::: Given data :::

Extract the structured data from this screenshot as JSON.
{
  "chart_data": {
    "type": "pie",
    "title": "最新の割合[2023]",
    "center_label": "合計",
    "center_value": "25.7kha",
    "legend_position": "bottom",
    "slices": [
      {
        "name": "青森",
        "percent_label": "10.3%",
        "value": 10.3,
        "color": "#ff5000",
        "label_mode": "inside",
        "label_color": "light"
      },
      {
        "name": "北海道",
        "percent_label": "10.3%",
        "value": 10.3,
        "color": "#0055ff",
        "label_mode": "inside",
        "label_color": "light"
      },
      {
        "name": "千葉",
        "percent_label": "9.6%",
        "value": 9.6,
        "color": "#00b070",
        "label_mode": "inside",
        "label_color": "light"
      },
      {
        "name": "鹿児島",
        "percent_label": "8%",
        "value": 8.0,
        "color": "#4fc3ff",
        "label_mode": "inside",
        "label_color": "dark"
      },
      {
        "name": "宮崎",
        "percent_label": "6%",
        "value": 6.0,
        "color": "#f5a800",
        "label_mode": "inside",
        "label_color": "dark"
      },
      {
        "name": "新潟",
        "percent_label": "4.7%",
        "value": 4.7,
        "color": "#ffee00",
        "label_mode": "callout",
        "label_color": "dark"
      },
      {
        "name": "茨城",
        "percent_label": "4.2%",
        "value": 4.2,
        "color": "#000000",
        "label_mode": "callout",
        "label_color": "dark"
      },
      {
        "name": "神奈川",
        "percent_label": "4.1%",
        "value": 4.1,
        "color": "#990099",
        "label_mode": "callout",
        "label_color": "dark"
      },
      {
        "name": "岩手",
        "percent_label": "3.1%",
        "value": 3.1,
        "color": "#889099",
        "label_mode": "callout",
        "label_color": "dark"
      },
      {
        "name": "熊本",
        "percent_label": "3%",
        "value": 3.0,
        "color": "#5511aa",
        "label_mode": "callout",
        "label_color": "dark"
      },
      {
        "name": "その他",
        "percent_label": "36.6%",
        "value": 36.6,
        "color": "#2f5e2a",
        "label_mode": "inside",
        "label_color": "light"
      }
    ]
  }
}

:::

### [Goal]
Restate every entry word for word.

### [Answer to the exercise]
Extract the structured data from this screenshot as JSON.
{
  "chart_data": {
    "type": "pie",
    "title": "最新の割合[2023]",
    "center_label": "合計",
    "center_value": "25.7kha",
    "legend_position": "bottom",
    "slices": [
      {
        "name": "青森",
        "percent_label": "10.3%",
        "value": 10.3,
        "color": "#ff5000",
        "label_mode": "inside",
        "label_color": "light"
      },
      {
        "name": "北海道",
        "percent_label": "10.3%",
        "value": 10.3,
        "color": "#0055ff",
        "label_mode": "inside",
        "label_color": "light"
      },
      {
        "name": "千葉",
        "percent_label": "9.6%",
        "value": 9.6,
        "color": "#00b070",
        "label_mode": "inside",
        "label_color": "light"
      },
      {
        "name": "鹿児島",
        "percent_label": "8%",
        "value": 8.0,
        "color": "#4fc3ff",
        "label_mode": "inside",
        "label_color": "dark"
      },
      {
        "name": "宮崎",
        "percent_label": "6%",
        "value": 6.0,
        "color": "#f5a800",
        "label_mode": "inside",
        "label_color": "dark"
      },
      {
        "name": "新潟",
        "percent_label": "4.7%",
        "value": 4.7,
        "color": "#ffee00",
        "label_mode": "callout",
        "label_color": "dark"
      },
      {
        "name": "茨城",
        "percent_label": "4.2%",
        "value": 4.2,
        "color": "#000000",
        "label_mode": "callout",
        "label_color": "dark"
      },
      {
        "name": "神奈川",
        "percent_label": "4.1%",
        "value": 4.1,
        "color": "#990099",
        "label_mode": "callout",
        "label_color": "dark"
      },
      {
        "name": "岩手",
        "percent_label": "3.1%",
        "value": 3.1,
        "color": "#889099",
        "label_mode": "callout",
        "label_color": "dark"
      },
      {
        "name": "熊本",
        "percent_label": "3%",
        "value": 3.0,
        "color": "#5511aa",
        "label_mode": "callout",
        "label_color": "dark"
      },
      {
        "name": "その他",
        "percent_label": "36.6%",
        "value": 36.6,
        "color": "#2f5e2a",
        "label_mode": "inside",
        "label_color": "light"
      }
    ]
  }
}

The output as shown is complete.